— Raw data —
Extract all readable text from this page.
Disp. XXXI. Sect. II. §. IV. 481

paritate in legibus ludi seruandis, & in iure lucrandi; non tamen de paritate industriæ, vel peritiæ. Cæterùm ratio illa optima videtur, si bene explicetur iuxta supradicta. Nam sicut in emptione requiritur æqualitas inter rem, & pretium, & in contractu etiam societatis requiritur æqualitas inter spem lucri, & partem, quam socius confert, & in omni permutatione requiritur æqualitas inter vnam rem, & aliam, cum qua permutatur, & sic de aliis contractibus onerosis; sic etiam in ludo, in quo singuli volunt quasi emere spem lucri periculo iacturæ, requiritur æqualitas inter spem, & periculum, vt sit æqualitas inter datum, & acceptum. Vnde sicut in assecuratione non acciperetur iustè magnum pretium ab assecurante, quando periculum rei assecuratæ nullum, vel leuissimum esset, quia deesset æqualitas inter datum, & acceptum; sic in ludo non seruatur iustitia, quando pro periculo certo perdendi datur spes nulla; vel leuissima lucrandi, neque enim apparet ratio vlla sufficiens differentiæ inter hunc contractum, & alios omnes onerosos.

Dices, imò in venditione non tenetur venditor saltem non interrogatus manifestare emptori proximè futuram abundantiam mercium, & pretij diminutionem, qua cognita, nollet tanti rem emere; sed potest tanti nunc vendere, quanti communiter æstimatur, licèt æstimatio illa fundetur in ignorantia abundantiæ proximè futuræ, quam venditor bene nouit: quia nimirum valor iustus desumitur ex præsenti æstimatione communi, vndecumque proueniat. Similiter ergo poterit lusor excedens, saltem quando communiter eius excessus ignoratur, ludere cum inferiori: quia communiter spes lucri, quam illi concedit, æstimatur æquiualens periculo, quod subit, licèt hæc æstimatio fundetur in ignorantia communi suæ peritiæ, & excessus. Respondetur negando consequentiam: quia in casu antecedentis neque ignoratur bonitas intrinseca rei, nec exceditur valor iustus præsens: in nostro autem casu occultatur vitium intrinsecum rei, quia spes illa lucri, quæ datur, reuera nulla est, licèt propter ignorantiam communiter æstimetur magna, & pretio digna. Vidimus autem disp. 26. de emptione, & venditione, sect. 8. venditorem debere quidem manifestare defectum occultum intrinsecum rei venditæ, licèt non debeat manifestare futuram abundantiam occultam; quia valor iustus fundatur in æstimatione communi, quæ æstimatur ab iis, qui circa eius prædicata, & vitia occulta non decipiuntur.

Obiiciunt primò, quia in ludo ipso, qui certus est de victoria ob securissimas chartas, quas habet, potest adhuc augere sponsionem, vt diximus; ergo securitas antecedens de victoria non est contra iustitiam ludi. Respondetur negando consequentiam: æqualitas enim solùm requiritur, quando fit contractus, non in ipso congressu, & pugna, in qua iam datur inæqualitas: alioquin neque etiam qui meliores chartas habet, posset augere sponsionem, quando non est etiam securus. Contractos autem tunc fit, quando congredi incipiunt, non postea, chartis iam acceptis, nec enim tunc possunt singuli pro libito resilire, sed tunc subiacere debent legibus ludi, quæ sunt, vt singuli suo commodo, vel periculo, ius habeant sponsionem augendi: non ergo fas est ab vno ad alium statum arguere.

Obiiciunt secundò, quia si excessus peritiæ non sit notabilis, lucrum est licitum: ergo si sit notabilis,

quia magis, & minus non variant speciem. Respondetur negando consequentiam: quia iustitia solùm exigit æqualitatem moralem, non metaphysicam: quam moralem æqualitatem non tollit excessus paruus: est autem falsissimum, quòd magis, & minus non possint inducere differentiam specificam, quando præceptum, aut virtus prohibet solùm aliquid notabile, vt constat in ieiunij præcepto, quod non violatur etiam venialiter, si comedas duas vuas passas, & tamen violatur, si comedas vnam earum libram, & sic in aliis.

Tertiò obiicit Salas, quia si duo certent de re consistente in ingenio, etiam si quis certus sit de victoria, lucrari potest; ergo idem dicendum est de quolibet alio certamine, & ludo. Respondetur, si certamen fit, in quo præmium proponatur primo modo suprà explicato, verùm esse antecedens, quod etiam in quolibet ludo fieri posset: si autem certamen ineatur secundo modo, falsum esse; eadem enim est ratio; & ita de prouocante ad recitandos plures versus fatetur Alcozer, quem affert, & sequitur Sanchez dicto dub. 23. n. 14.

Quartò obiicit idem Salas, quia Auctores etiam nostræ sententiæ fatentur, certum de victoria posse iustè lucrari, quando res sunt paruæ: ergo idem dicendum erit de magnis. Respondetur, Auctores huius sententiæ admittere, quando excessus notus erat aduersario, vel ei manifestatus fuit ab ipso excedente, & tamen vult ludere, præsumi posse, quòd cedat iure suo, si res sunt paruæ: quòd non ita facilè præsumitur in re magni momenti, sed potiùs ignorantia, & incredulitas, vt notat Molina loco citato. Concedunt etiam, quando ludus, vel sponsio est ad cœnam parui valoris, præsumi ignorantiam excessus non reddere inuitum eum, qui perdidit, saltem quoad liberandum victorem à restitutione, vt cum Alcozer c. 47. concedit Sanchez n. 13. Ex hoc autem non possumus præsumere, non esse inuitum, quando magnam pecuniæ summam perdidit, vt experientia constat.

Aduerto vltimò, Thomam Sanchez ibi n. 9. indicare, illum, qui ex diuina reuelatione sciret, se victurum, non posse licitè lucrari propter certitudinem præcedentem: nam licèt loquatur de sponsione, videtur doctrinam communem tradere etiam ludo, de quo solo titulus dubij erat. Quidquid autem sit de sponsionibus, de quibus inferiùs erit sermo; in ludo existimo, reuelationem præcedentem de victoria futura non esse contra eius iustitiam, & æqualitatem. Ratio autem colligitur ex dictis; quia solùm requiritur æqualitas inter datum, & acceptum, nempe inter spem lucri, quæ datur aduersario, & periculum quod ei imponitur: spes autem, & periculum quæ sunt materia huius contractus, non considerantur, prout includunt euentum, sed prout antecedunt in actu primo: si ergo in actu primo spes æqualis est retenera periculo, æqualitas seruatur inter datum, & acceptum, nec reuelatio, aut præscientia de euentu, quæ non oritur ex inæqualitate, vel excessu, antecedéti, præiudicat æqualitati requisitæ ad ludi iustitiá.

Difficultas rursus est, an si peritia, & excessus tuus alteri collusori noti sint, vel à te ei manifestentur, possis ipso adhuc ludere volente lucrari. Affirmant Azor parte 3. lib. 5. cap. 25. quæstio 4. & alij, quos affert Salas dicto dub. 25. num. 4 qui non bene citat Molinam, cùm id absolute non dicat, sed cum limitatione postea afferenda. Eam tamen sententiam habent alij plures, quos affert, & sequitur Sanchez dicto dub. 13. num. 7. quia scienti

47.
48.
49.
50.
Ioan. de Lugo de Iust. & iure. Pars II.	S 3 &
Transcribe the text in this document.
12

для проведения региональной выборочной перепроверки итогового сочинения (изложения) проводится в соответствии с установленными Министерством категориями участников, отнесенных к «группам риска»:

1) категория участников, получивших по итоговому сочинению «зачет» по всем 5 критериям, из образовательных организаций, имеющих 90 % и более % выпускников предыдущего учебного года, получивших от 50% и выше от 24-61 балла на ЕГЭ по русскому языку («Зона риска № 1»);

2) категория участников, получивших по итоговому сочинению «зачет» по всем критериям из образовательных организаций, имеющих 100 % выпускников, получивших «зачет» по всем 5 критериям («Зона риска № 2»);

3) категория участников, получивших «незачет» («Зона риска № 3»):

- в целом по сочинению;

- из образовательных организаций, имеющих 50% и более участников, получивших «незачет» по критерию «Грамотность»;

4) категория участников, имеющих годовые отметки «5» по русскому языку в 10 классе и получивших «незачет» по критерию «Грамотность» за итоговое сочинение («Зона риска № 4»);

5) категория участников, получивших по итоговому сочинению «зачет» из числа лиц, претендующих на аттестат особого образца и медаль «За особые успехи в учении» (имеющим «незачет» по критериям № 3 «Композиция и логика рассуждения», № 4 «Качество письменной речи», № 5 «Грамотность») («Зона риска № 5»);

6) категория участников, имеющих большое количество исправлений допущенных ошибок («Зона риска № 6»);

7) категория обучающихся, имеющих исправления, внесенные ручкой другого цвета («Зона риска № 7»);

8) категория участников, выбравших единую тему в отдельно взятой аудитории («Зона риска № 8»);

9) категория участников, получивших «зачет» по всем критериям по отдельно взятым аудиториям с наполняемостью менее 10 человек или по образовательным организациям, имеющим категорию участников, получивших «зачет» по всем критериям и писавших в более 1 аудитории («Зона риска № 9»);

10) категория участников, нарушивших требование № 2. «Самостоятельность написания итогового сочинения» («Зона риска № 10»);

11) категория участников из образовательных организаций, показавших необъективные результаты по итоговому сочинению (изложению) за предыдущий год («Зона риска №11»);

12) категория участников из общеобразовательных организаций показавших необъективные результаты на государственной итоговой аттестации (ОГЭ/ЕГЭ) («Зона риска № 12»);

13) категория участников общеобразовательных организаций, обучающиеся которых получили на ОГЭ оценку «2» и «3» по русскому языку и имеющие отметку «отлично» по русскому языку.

— Job —
Copy every line above that holds the word "имеющим".

— Output for this task —
5) категория участников, получивших по итоговому сочинению «зачет» из числа лиц, претендующих на аттестат особого образца и медаль «За особые успехи в учении» (имеющим «незачет» по критериям № 3 «Композиция и логика рассуждения», № 4 «Качество письменной речи», № 5 «Грамотность») («Зона риска № 5»);
9) категория участников, получивших «зачет» по всем критериям по отдельно взятым аудиториям с наполняемостью менее 10 человек или по образовательным организациям, имеющим категорию участников, получивших «зачет» по всем критериям и писавших в более 1 аудитории («Зона риска № 9»);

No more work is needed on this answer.